***** Dataset excerpts

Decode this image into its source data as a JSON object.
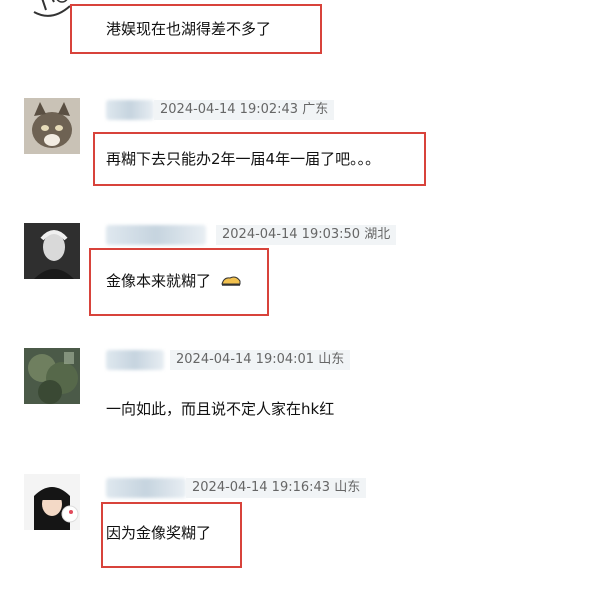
{
  "comments": [
    {
      "text": "港娱现在也湖得差不多了"
    },
    {
      "timestamp": "2024-04-14 19:02:43",
      "location": "广东",
      "text": "再糊下去只能办2年一届4年一届了吧。。。"
    },
    {
      "timestamp": "2024-04-14 19:03:50",
      "location": "湖北",
      "text": "金像本来就糊了"
    },
    {
      "timestamp": "2024-04-14 19:04:01",
      "location": "山东",
      "text": "一向如此，而且说不定人家在hk红"
    },
    {
      "timestamp": "2024-04-14 19:16:43",
      "location": "山东",
      "text": "因为金像奖糊了"
    }
  ],
  "colors": {
    "highlight_box": "#d8433b",
    "meta_bg": "#f1f4f6",
    "meta_text": "#666666"
  }
}
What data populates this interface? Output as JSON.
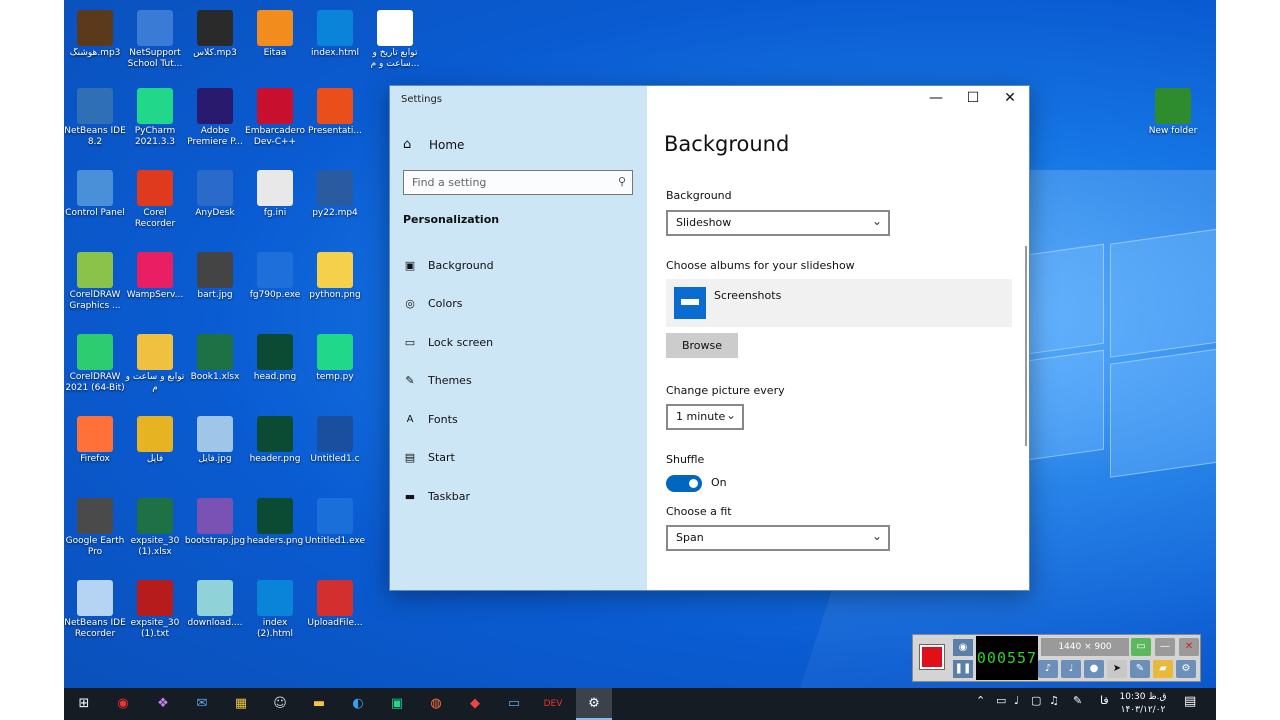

**********

**Task description:** Repeat the listing above exactly, with no pictures.

**Problem solution:**
Decode this image into its source data as a JSON object.
{
  "comments": [
    {
      "text": "港娱现在也湖得差不多了"
    },
    {
      "timestamp": "2024-04-14 19:02:43",
      "location": "广东",
      "text": "再糊下去只能办2年一届4年一届了吧。。。"
    },
    {
      "timestamp": "2024-04-14 19:03:50",
      "location": "湖北",
      "text": "金像本来就糊了"
    },
    {
      "timestamp": "2024-04-14 19:04:01",
      "location": "山东",
      "text": "一向如此，而且说不定人家在hk红"
    },
    {
      "timestamp": "2024-04-14 19:16:43",
      "location": "山东",
      "text": "因为金像奖糊了"
    }
  ],
  "colors": {
    "highlight_box": "#d8433b",
    "meta_bg": "#f1f4f6",
    "meta_text": "#666666"
  }
}
What data populates this interface? Output as JSON.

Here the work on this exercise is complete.